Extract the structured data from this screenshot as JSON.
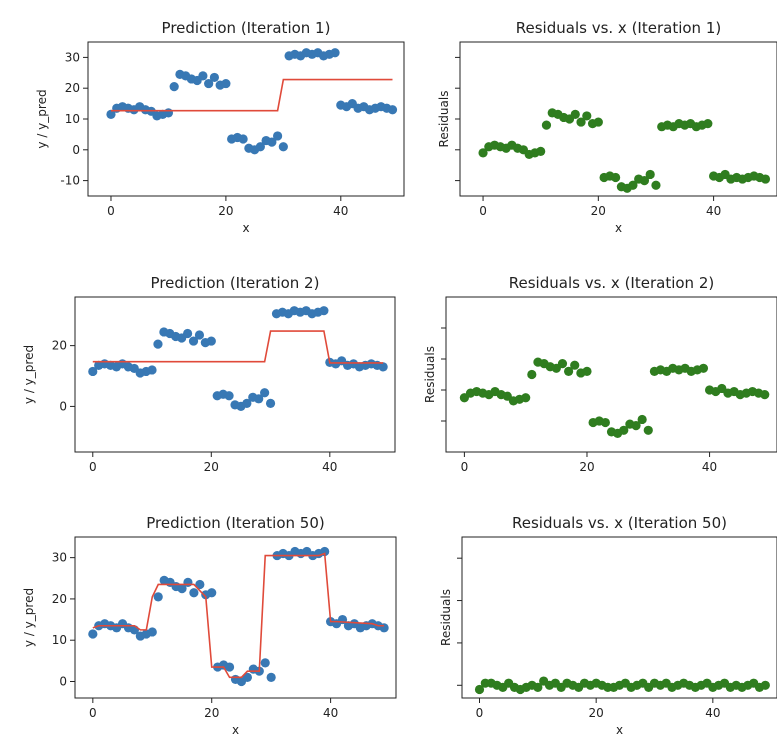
{
  "colors": {
    "points_pred": "#3878b4",
    "points_resid": "#2f7d1f",
    "line": "#e04a3a"
  },
  "chart_data": [
    {
      "type": "scatter",
      "title": "Prediction (Iteration 1)",
      "xlabel": "x",
      "ylabel": "y / y_pred",
      "xlim": [
        -4,
        51
      ],
      "ylim": [
        -15,
        35
      ],
      "xticks": [
        0,
        20,
        40
      ],
      "yticks": [
        -10,
        0,
        10,
        20,
        30
      ],
      "series": [
        {
          "kind": "points",
          "x": [
            0,
            1,
            2,
            3,
            4,
            5,
            6,
            7,
            8,
            9,
            10,
            11,
            12,
            13,
            14,
            15,
            16,
            17,
            18,
            19,
            20,
            21,
            22,
            23,
            24,
            25,
            26,
            27,
            28,
            29,
            30,
            31,
            32,
            33,
            34,
            35,
            36,
            37,
            38,
            39,
            40,
            41,
            42,
            43,
            44,
            45,
            46,
            47,
            48,
            49
          ],
          "y": [
            11.5,
            13.5,
            14,
            13.5,
            13,
            14,
            13,
            12.5,
            11,
            11.5,
            12,
            20.5,
            24.5,
            24,
            23,
            22.5,
            24,
            21.5,
            23.5,
            21,
            21.5,
            3.5,
            4,
            3.5,
            0.5,
            0,
            1,
            3,
            2.5,
            4.5,
            1,
            30.5,
            31,
            30.5,
            31.5,
            31,
            31.5,
            30.5,
            31,
            31.5,
            14.5,
            14,
            15,
            13.5,
            14,
            13,
            13.5,
            14,
            13.5,
            13
          ]
        },
        {
          "kind": "line",
          "x": [
            0,
            29,
            30,
            49
          ],
          "y": [
            12.7,
            12.7,
            22.8,
            22.8
          ]
        }
      ]
    },
    {
      "type": "scatter",
      "title": "Residuals vs. x (Iteration 1)",
      "xlabel": "x",
      "ylabel": "Residuals",
      "xlim": [
        -4,
        51
      ],
      "ylim": [
        -15,
        35
      ],
      "xticks": [
        0,
        20,
        40
      ],
      "yticks": [
        -10,
        0,
        10,
        20,
        30
      ],
      "series": [
        {
          "kind": "points",
          "x": [
            0,
            1,
            2,
            3,
            4,
            5,
            6,
            7,
            8,
            9,
            10,
            11,
            12,
            13,
            14,
            15,
            16,
            17,
            18,
            19,
            20,
            21,
            22,
            23,
            24,
            25,
            26,
            27,
            28,
            29,
            30,
            31,
            32,
            33,
            34,
            35,
            36,
            37,
            38,
            39,
            40,
            41,
            42,
            43,
            44,
            45,
            46,
            47,
            48,
            49
          ],
          "y": [
            -1,
            1,
            1.5,
            1,
            0.5,
            1.5,
            0.5,
            0,
            -1.5,
            -1,
            -0.5,
            8,
            12,
            11.5,
            10.5,
            10,
            11.5,
            9,
            11,
            8.5,
            9,
            -9,
            -8.5,
            -9,
            -12,
            -12.5,
            -11.5,
            -9.5,
            -10,
            -8,
            -11.5,
            7.5,
            8,
            7.5,
            8.5,
            8,
            8.5,
            7.5,
            8,
            8.5,
            -8.5,
            -9,
            -8,
            -9.5,
            -9,
            -9.5,
            -9,
            -8.5,
            -9,
            -9.5
          ]
        }
      ]
    },
    {
      "type": "scatter",
      "title": "Prediction (Iteration 2)",
      "xlabel": "",
      "ylabel": "y / y_pred",
      "xlim": [
        -3,
        51
      ],
      "ylim": [
        -15,
        36
      ],
      "xticks": [
        0,
        20,
        40
      ],
      "yticks": [
        0,
        20
      ],
      "series": [
        {
          "kind": "points",
          "x": [
            0,
            1,
            2,
            3,
            4,
            5,
            6,
            7,
            8,
            9,
            10,
            11,
            12,
            13,
            14,
            15,
            16,
            17,
            18,
            19,
            20,
            21,
            22,
            23,
            24,
            25,
            26,
            27,
            28,
            29,
            30,
            31,
            32,
            33,
            34,
            35,
            36,
            37,
            38,
            39,
            40,
            41,
            42,
            43,
            44,
            45,
            46,
            47,
            48,
            49
          ],
          "y": [
            11.5,
            13.5,
            14,
            13.5,
            13,
            14,
            13,
            12.5,
            11,
            11.5,
            12,
            20.5,
            24.5,
            24,
            23,
            22.5,
            24,
            21.5,
            23.5,
            21,
            21.5,
            3.5,
            4,
            3.5,
            0.5,
            0,
            1,
            3,
            2.5,
            4.5,
            1,
            30.5,
            31,
            30.5,
            31.5,
            31,
            31.5,
            30.5,
            31,
            31.5,
            14.5,
            14,
            15,
            13.5,
            14,
            13,
            13.5,
            14,
            13.5,
            13
          ]
        },
        {
          "kind": "line",
          "x": [
            0,
            29,
            30,
            39,
            40,
            49
          ],
          "y": [
            14.7,
            14.7,
            24.8,
            24.8,
            14.3,
            14.3
          ]
        }
      ]
    },
    {
      "type": "scatter",
      "title": "Residuals vs. x (Iteration 2)",
      "xlabel": "",
      "ylabel": "Residuals",
      "xlim": [
        -3,
        51
      ],
      "ylim": [
        -20,
        30
      ],
      "xticks": [
        0,
        20,
        40
      ],
      "yticks": [
        -10,
        0,
        10,
        20
      ],
      "series": [
        {
          "kind": "points",
          "x": [
            0,
            1,
            2,
            3,
            4,
            5,
            6,
            7,
            8,
            9,
            10,
            11,
            12,
            13,
            14,
            15,
            16,
            17,
            18,
            19,
            20,
            21,
            22,
            23,
            24,
            25,
            26,
            27,
            28,
            29,
            30,
            31,
            32,
            33,
            34,
            35,
            36,
            37,
            38,
            39,
            40,
            41,
            42,
            43,
            44,
            45,
            46,
            47,
            48,
            49
          ],
          "y": [
            -2.5,
            -1,
            -0.5,
            -1,
            -1.5,
            -0.5,
            -1.5,
            -2,
            -3.5,
            -3,
            -2.5,
            5,
            9,
            8.5,
            7.5,
            7,
            8.5,
            6,
            8,
            5.5,
            6,
            -10.5,
            -10,
            -10.5,
            -13.5,
            -14,
            -13,
            -11,
            -11.5,
            -9.5,
            -13,
            6,
            6.5,
            6,
            7,
            6.5,
            7,
            6,
            6.5,
            7,
            0,
            -0.5,
            0.5,
            -1,
            -0.5,
            -1.5,
            -1,
            -0.5,
            -1,
            -1.5
          ]
        }
      ]
    },
    {
      "type": "scatter",
      "title": "Prediction (Iteration 50)",
      "xlabel": "x",
      "ylabel": "y / y_pred",
      "xlim": [
        -3,
        51
      ],
      "ylim": [
        -4,
        35
      ],
      "xticks": [
        0,
        20,
        40
      ],
      "yticks": [
        0,
        10,
        20,
        30
      ],
      "series": [
        {
          "kind": "points",
          "x": [
            0,
            1,
            2,
            3,
            4,
            5,
            6,
            7,
            8,
            9,
            10,
            11,
            12,
            13,
            14,
            15,
            16,
            17,
            18,
            19,
            20,
            21,
            22,
            23,
            24,
            25,
            26,
            27,
            28,
            29,
            30,
            31,
            32,
            33,
            34,
            35,
            36,
            37,
            38,
            39,
            40,
            41,
            42,
            43,
            44,
            45,
            46,
            47,
            48,
            49
          ],
          "y": [
            11.5,
            13.5,
            14,
            13.5,
            13,
            14,
            13,
            12.5,
            11,
            11.5,
            12,
            20.5,
            24.5,
            24,
            23,
            22.5,
            24,
            21.5,
            23.5,
            21,
            21.5,
            3.5,
            4,
            3.5,
            0.5,
            0,
            1,
            3,
            2.5,
            4.5,
            1,
            30.5,
            31,
            30.5,
            31.5,
            31,
            31.5,
            30.5,
            31,
            31.5,
            14.5,
            14,
            15,
            13.5,
            14,
            13,
            13.5,
            14,
            13.5,
            13
          ]
        },
        {
          "kind": "line",
          "x": [
            0,
            1,
            7,
            8,
            9,
            10,
            11,
            17,
            18,
            19,
            20,
            21,
            22,
            23,
            24,
            25,
            26,
            27,
            28,
            29,
            30,
            31,
            38,
            39,
            40,
            41,
            47,
            48,
            49
          ],
          "y": [
            13,
            13.5,
            13.5,
            12.5,
            12.5,
            20.5,
            23.5,
            23.5,
            22,
            20.5,
            3.5,
            3.5,
            3.5,
            1,
            1,
            1,
            2.5,
            2.5,
            2.5,
            30.5,
            30.5,
            30.5,
            30.5,
            31,
            14.5,
            14.5,
            14,
            13.5,
            13.5
          ]
        }
      ]
    },
    {
      "type": "scatter",
      "title": "Residuals vs. x (Iteration 50)",
      "xlabel": "x",
      "ylabel": "Residuals",
      "xlim": [
        -3,
        51
      ],
      "ylim": [
        -3,
        35
      ],
      "xticks": [
        0,
        20,
        40
      ],
      "yticks": [
        0,
        10,
        20,
        30
      ],
      "series": [
        {
          "kind": "points",
          "x": [
            0,
            1,
            2,
            3,
            4,
            5,
            6,
            7,
            8,
            9,
            10,
            11,
            12,
            13,
            14,
            15,
            16,
            17,
            18,
            19,
            20,
            21,
            22,
            23,
            24,
            25,
            26,
            27,
            28,
            29,
            30,
            31,
            32,
            33,
            34,
            35,
            36,
            37,
            38,
            39,
            40,
            41,
            42,
            43,
            44,
            45,
            46,
            47,
            48,
            49
          ],
          "y": [
            -1,
            0.5,
            0.5,
            0,
            -0.5,
            0.5,
            -0.5,
            -1,
            -0.5,
            0,
            -0.5,
            1,
            0,
            0.5,
            -0.5,
            0.5,
            0,
            -0.5,
            0.5,
            0,
            0.5,
            0,
            -0.5,
            -0.5,
            0,
            0.5,
            -0.5,
            0,
            0.5,
            -0.5,
            0.5,
            0,
            0.5,
            -0.5,
            0,
            0.5,
            0,
            -0.5,
            0,
            0.5,
            -0.5,
            0,
            0.5,
            -0.5,
            0,
            -0.5,
            0,
            0.5,
            -0.5,
            0
          ]
        }
      ]
    }
  ]
}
^^^^
• WHAT TO DO
Every line that holds the string "Prediction" should be returned.

• REPLY
      "title": "Prediction (Iteration 1)",
      "title": "Prediction (Iteration 2)",
      "title": "Prediction (Iteration 50)",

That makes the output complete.